Requirements:
(1) In the comments on foreclosure and the statute of limitations, how much time is called a reasonable expectation for concluding a foreclosure?
(2) Carry on the comments about foreclosure and the statute of limitations, picking up after their final sentence.

Text block:
· · · · · · ·

ALL states regardless if judicial or non-judicial, must have a mortgage or Deed of Trust on public records in order to foreclose. At the purchase of the home from the family member was it an actual purchase using a lender or was it a cash sale or was it just a Deed filed? How do you know there wasn’t already a mortgage outstanding on the property? If there was and it was not paid off at the Deed transfer it would still be a valid debt, regardless of who takes title. That’s why you always have a title company or an attorney issue title insurance.
For this decision to hold any merit the court would have to require the bank to file a formal ‘rescission of acceleration’ with the court and show a ‘willingness’ to once again accept monthly payments. Since the acceleration is usually ‘announced’ via Lis Pendens ….and the bank is no longer willing to accept anything less than ‘payment in full’ it is only fair for the homeowner to expect a formal rescission by way of a court filing in order to stop the Statute of Limitations. Furthermore the bank must be required to show a willingness to once again accept individual monthly payments and apply them to the home owner’s intended target…not to previously missed payments, past penalties and interest. Fair is fair. Furthermore this twisting of the Statute should only apply from this point forward. It should not apply to any case that has already exceeded the Statute of Limitations. Banks should not be able to hold people hostage indefinitely. 30 years is a long time and people’s circumstances change. Banks should not be able to wait for years or decades until it is ‘convenient for them’ to walk in and take possession or avoid liability and maintenance costs by letting properties sit empty for years being vandalized and bringing down neighboring property values in the name of the defaulting homeowner. They should not be allowed to loan money on more properties than they can ‘carry’ in case of default and 5 years is not an unreasonable amount of time to be expected to conclude a foreclosure. Where the heck are the decent defense attorneys?
What happens if you have a promissory note that that says it is due upon demand from the lender? The lender sends you a notice demanding payment, but doesn’t file suit for 7 years later. According to this court’s opinion, the lender can send you a new demand letter 7 years later and successfully sue you. If you raise the defense of statue of limitations, the lender can reply that he cancelled, in his own mind, the previous demand letter he sent you 7 years ago so that he is now good to go to sue you 7 years later. If a bank sends you an acceleration letter, that is when the statue of limitations should start running because that is when the bank decided the loan matured.. A lawsuit is simply to enforce the previously declared acceleration. Otherwise, it looks like a bank can constantly cancel its previously declared accelerations to never have the statue of limitations run until the last payment was “ordinarily” due. Only if new payments are made after the original acceleration occurred should toll the statue of limitations ……indeed, Florida Statue specifically provides that new payments toll the running of the statue of limitations.

· · · · · · ·

Supplied entries:
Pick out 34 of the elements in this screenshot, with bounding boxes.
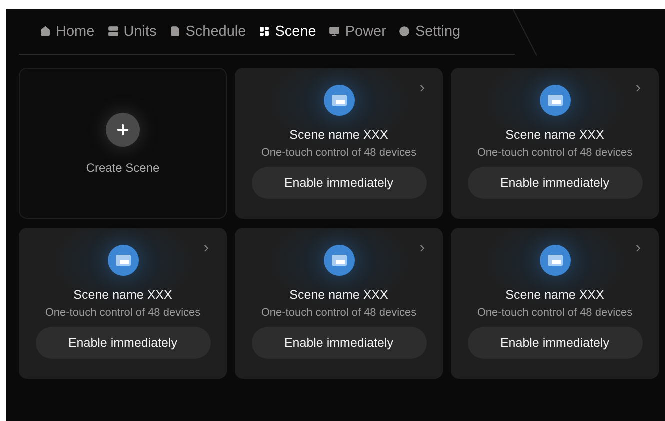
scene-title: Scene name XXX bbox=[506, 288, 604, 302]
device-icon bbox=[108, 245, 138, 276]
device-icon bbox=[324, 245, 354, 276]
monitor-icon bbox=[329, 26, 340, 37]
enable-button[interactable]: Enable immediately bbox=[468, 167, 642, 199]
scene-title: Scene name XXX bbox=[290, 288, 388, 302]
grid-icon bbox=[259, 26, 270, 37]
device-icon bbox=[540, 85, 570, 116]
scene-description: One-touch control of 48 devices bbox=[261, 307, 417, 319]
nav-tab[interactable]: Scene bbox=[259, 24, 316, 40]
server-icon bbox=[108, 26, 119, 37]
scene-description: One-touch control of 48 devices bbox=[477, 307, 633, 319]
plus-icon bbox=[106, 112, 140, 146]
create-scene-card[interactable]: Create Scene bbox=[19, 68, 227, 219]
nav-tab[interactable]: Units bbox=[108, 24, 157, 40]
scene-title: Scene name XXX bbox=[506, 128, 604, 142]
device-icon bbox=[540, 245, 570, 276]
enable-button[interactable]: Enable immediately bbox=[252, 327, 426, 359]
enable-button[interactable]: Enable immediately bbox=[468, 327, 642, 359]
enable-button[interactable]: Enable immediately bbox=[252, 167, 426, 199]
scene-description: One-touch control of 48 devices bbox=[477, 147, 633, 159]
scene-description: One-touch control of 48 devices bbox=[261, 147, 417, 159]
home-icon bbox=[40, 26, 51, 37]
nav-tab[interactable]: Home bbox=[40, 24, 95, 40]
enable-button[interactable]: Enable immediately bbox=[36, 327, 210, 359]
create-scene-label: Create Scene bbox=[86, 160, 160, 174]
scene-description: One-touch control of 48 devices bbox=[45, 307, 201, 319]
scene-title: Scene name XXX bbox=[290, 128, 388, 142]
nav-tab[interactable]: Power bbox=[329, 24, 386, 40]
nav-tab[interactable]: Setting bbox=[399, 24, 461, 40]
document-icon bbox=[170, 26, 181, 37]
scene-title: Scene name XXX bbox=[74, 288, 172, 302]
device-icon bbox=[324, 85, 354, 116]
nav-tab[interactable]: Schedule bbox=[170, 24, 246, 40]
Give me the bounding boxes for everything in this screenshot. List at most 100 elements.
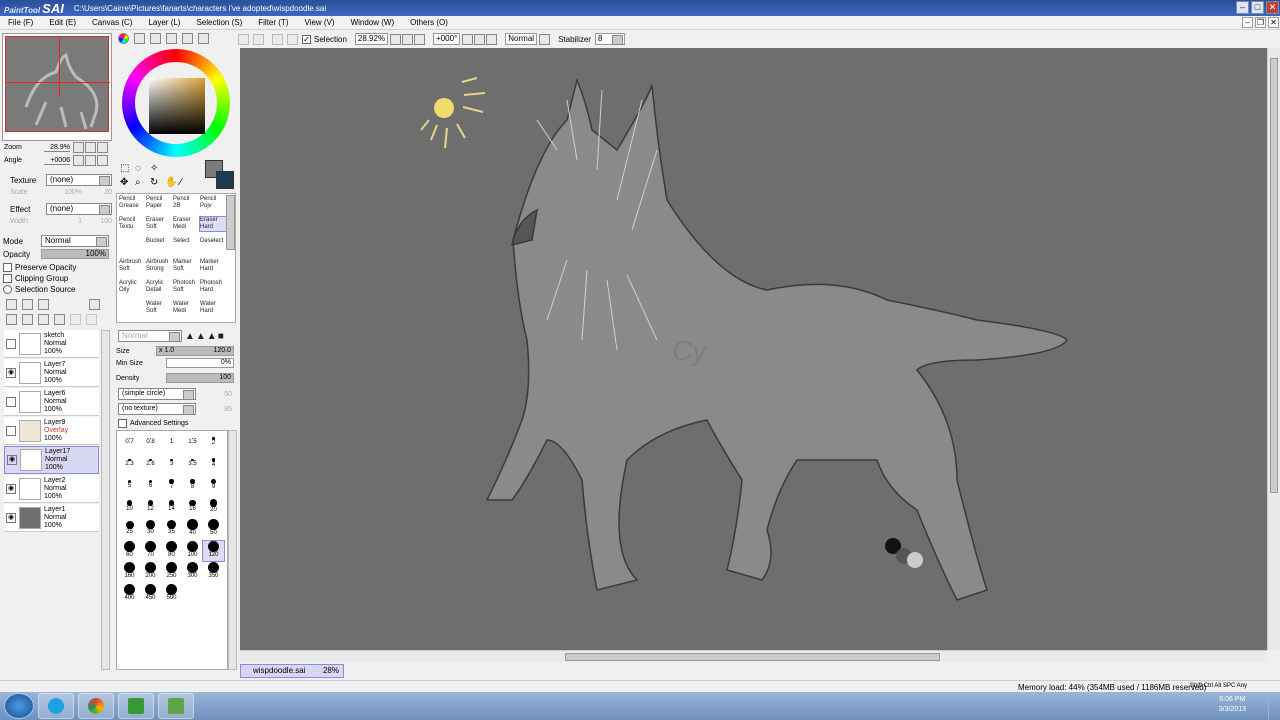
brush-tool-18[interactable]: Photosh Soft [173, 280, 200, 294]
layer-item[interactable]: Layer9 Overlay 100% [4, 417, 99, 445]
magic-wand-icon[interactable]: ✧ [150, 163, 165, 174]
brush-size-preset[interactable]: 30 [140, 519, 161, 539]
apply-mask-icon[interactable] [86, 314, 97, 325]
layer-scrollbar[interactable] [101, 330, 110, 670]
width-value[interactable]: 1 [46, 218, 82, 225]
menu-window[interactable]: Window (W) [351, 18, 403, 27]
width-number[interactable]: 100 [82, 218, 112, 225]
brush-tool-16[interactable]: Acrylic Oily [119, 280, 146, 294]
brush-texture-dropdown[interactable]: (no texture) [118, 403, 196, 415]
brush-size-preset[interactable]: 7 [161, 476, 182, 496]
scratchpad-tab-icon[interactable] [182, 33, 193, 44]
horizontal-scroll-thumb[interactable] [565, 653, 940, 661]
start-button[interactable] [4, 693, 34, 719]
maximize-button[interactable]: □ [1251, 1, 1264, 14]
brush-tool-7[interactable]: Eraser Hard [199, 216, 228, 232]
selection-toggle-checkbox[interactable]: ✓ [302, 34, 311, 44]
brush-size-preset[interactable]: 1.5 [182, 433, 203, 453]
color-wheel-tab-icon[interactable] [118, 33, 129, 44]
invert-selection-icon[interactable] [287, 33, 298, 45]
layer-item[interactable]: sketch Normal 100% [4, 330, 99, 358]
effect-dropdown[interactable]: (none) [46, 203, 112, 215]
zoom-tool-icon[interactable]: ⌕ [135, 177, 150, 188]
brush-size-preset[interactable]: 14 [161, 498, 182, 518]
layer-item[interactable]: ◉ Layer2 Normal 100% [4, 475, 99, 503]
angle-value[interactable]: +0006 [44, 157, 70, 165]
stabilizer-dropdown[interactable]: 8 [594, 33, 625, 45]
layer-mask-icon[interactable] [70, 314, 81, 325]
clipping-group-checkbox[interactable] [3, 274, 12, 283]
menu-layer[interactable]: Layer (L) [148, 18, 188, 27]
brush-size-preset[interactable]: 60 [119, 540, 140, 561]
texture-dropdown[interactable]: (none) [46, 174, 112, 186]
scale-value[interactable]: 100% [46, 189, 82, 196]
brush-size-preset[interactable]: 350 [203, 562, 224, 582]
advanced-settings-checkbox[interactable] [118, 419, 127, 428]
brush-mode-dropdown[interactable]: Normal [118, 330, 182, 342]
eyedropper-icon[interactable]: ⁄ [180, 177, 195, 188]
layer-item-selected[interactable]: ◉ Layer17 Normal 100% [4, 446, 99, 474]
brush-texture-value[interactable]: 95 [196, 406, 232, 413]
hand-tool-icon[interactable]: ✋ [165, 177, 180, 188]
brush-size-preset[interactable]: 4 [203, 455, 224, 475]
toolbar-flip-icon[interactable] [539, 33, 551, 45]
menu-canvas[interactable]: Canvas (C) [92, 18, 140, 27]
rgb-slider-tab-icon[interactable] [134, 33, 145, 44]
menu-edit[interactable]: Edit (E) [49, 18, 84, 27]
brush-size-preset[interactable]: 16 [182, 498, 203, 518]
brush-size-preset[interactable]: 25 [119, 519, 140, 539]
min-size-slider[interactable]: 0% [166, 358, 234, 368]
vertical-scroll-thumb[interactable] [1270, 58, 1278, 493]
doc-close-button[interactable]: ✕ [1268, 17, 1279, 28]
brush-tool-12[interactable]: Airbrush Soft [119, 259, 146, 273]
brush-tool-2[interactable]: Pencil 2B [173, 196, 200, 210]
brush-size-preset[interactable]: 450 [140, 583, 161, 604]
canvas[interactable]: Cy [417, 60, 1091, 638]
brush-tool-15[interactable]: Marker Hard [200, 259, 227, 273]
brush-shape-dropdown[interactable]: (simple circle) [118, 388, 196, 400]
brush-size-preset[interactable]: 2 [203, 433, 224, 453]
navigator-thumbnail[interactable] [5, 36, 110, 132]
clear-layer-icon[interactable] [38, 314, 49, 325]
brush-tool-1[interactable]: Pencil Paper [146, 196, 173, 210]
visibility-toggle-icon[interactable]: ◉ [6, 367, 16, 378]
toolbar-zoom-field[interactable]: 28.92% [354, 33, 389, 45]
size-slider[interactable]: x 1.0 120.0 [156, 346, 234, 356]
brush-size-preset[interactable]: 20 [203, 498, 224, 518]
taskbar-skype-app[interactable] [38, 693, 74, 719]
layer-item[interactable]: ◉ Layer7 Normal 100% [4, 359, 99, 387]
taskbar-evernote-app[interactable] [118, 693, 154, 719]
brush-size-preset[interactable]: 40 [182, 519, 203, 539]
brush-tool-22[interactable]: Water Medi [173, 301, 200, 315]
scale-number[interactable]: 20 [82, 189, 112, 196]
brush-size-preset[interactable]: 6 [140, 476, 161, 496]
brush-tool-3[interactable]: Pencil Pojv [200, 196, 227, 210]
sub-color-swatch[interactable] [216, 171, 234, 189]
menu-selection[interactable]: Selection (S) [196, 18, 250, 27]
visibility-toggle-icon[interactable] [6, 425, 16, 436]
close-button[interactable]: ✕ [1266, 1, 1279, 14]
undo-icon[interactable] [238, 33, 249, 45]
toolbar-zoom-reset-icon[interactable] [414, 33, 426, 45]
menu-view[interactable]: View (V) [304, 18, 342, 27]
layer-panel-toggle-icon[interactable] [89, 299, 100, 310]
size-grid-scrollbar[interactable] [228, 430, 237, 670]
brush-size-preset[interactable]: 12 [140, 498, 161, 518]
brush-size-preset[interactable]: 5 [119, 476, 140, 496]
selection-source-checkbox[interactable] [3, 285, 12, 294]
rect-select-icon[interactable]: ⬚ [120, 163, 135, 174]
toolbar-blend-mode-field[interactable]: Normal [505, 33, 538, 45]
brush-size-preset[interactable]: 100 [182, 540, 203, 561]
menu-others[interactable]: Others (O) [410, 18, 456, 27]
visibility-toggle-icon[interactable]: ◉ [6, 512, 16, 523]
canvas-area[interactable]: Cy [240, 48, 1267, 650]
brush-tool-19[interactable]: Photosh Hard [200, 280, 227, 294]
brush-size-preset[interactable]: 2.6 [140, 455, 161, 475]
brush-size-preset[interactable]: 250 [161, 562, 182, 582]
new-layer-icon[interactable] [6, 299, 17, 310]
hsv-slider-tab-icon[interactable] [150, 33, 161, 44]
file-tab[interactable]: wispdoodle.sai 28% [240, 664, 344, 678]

· · · · · · ·

Answers to the exercise:
(1) Five years.

(2)
Exactly. Wait until unsecured creditors realize this. Any past due debt will be collectable forever as long as they send out a monthly statement claiming a new payment is due.
If the PRINCIPLE and interest, etc., etc. was previously accelerated, then shouldn’t the PRINCIPLE as well as interest, etc., be barred by SOL in any subsequent action, and there could then be no subsequent basis for “default”? I mean, “default” on WHAT? – a time-barred debt of PRINCIPLE?
The 5th DCA’s unsound reasoning appears to have essentially created a new tolling mechanism; arguably, it would be equally applicable to ALL collection actions on claimed debts based on contracts that are ALSO (like mortgage foreclosures) supposed to be time-limited by statute. Therefore, the 5th DCA has indeed done Florida consumers wrong by gifting ALL debt collectors (based on written contracts) the ability to circumvent the state’s SOL statutes by simply sending out a fresh demand for payment very five years. It is already apparent that “banks” are purporting to “accelerate” the same claimed debt that was previously accelerated by itself or some previous “bank.” And since often times the foreclosure action itself is the “notice of acceleration,” stay tuned for an explosion of foreclosure filings based on what should be stale claims barred by SOL.
SOL is NOT the same as res judicata, which the Supremes had said may not NECESSARILY apply to mortgage foreclosures, but which the 5th DCA reads as “does not apply” in mortgage foreclosures.
Florida’s pro-consumer groups (if they exist at all) – who apparently stand silent on the sidelines throughout the past six years of this foreclosure mess in the judiciary – need to WAKE UP and voice their outrage over this blatant judicial activism by the 5th DCA.
When are the Waysliks and Tom Pycraft, the big-time foreclosure defense lawyers for the homeowner, going to come out and explain how they screwed this case up so badly? I mean seriously these guys are always preaching against homeowners arguing their own cases because it could result in bad DCA case law. How could the homeowner done any worse? How do these three lawyers lose on SOL, Res Judicata and a new default every month ALL in one case?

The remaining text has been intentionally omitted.